§ Stated exercise:
Each entry below is to be given again word for word, with no pictures.

Data excerpts:
----

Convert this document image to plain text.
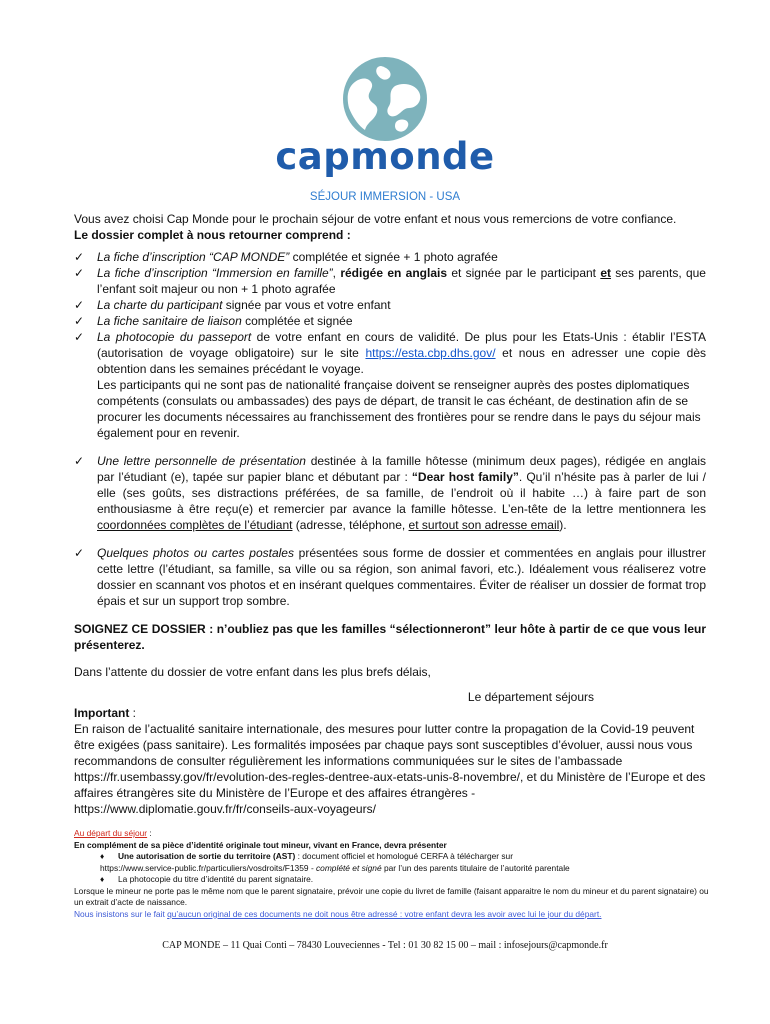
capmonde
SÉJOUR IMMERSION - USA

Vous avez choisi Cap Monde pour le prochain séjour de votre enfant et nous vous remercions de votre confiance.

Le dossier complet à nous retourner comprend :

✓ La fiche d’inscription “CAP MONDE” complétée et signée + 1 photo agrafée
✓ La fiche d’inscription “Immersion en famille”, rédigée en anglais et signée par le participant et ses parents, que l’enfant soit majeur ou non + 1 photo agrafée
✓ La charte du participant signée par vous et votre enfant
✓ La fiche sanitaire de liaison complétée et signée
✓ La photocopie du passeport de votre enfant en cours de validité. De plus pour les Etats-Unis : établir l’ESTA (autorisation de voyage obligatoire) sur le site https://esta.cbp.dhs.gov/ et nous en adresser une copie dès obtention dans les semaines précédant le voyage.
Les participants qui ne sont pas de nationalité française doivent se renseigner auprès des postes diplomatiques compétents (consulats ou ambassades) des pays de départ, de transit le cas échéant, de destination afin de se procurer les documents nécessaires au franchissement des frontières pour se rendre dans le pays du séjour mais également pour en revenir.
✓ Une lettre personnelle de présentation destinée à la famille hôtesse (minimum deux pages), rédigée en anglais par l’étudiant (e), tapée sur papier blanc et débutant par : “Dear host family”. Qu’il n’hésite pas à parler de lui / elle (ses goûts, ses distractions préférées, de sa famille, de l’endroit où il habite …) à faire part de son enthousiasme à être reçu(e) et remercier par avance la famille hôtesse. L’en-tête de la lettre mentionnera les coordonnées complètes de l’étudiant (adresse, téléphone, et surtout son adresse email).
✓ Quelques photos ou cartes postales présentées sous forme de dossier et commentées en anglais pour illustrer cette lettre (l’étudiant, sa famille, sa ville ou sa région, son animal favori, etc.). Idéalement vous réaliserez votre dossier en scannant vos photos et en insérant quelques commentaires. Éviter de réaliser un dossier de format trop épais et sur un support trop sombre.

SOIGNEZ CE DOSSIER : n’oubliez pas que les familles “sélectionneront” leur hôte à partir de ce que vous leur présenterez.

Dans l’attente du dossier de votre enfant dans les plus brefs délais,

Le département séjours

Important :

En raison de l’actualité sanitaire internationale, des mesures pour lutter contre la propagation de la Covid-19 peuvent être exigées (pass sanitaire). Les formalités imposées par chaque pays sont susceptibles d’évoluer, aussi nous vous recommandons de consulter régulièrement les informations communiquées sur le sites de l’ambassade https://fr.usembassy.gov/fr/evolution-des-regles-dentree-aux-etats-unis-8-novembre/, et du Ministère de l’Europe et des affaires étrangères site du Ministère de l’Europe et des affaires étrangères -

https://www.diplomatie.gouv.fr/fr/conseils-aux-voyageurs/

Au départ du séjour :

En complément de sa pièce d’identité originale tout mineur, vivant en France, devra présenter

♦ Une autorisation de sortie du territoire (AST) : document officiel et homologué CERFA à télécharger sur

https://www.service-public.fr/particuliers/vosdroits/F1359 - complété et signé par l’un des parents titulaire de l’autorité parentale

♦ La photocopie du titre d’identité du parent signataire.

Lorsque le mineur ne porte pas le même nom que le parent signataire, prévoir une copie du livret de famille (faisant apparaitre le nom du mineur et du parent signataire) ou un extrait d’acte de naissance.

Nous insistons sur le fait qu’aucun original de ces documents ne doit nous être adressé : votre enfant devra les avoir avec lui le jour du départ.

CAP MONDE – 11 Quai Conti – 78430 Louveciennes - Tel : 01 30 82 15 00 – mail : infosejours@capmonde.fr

----

§ Output for this exercise:
Convert this document image to plain text.
capmonde
SÉJOUR IMMERSION - USA

Vous avez choisi Cap Monde pour le prochain séjour de votre enfant et nous vous remercions de votre confiance.

Le dossier complet à nous retourner comprend :

✓ La fiche d’inscription “CAP MONDE” complétée et signée + 1 photo agrafée
✓ La fiche d’inscription “Immersion en famille”, rédigée en anglais et signée par le participant et ses parents, que l’enfant soit majeur ou non + 1 photo agrafée
✓ La charte du participant signée par vous et votre enfant
✓ La fiche sanitaire de liaison complétée et signée
✓ La photocopie du passeport de votre enfant en cours de validité. De plus pour les Etats-Unis : établir l’ESTA (autorisation de voyage obligatoire) sur le site https://esta.cbp.dhs.gov/ et nous en adresser une copie dès obtention dans les semaines précédant le voyage.
Les participants qui ne sont pas de nationalité française doivent se renseigner auprès des postes diplomatiques compétents (consulats ou ambassades) des pays de départ, de transit le cas échéant, de destination afin de se procurer les documents nécessaires au franchissement des frontières pour se rendre dans le pays du séjour mais également pour en revenir.
✓ Une lettre personnelle de présentation destinée à la famille hôtesse (minimum deux pages), rédigée en anglais par l’étudiant (e), tapée sur papier blanc et débutant par : “Dear host family”. Qu’il n’hésite pas à parler de lui / elle (ses goûts, ses distractions préférées, de sa famille, de l’endroit où il habite …) à faire part de son enthousiasme à être reçu(e) et remercier par avance la famille hôtesse. L’en-tête de la lettre mentionnera les coordonnées complètes de l’étudiant (adresse, téléphone, et surtout son adresse email).
✓ Quelques photos ou cartes postales présentées sous forme de dossier et commentées en anglais pour illustrer cette lettre (l’étudiant, sa famille, sa ville ou sa région, son animal favori, etc.). Idéalement vous réaliserez votre dossier en scannant vos photos et en insérant quelques commentaires. Éviter de réaliser un dossier de format trop épais et sur un support trop sombre.

SOIGNEZ CE DOSSIER : n’oubliez pas que les familles “sélectionneront” leur hôte à partir de ce que vous leur présenterez.

Dans l’attente du dossier de votre enfant dans les plus brefs délais,

Le département séjours

Important :

En raison de l’actualité sanitaire internationale, des mesures pour lutter contre la propagation de la Covid-19 peuvent être exigées (pass sanitaire). Les formalités imposées par chaque pays sont susceptibles d’évoluer, aussi nous vous recommandons de consulter régulièrement les informations communiquées sur le sites de l’ambassade https://fr.usembassy.gov/fr/evolution-des-regles-dentree-aux-etats-unis-8-novembre/, et du Ministère de l’Europe et des affaires étrangères site du Ministère de l’Europe et des affaires étrangères -

https://www.diplomatie.gouv.fr/fr/conseils-aux-voyageurs/

Au départ du séjour :

En complément de sa pièce d’identité originale tout mineur, vivant en France, devra présenter

♦ Une autorisation de sortie du territoire (AST) : document officiel et homologué CERFA à télécharger sur

https://www.service-public.fr/particuliers/vosdroits/F1359 - complété et signé par l’un des parents titulaire de l’autorité parentale

♦ La photocopie du titre d’identité du parent signataire.

Lorsque le mineur ne porte pas le même nom que le parent signataire, prévoir une copie du livret de famille (faisant apparaitre le nom du mineur et du parent signataire) ou un extrait d’acte de naissance.

Nous insistons sur le fait qu’aucun original de ces documents ne doit nous être adressé : votre enfant devra les avoir avec lui le jour du départ.

CAP MONDE – 11 Quai Conti – 78430 Louveciennes - Tel : 01 30 82 15 00 – mail : infosejours@capmonde.fr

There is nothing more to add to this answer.